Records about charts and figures
↓

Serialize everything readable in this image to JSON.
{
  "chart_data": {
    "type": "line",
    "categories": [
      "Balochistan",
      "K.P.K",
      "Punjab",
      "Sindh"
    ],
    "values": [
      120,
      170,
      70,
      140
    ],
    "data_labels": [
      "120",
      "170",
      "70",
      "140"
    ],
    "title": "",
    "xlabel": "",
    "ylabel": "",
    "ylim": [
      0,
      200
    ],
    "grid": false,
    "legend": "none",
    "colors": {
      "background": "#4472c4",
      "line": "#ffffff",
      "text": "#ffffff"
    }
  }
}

↑

## What the task requires
Print the material once more, exactly.

## The output
Serialize everything readable in this image to JSON.
{
  "chart_data": {
    "type": "line",
    "categories": [
      "Balochistan",
      "K.P.K",
      "Punjab",
      "Sindh"
    ],
    "values": [
      120,
      170,
      70,
      140
    ],
    "data_labels": [
      "120",
      "170",
      "70",
      "140"
    ],
    "title": "",
    "xlabel": "",
    "ylabel": "",
    "ylim": [
      0,
      200
    ],
    "grid": false,
    "legend": "none",
    "colors": {
      "background": "#4472c4",
      "line": "#ffffff",
      "text": "#ffffff"
    }
  }
}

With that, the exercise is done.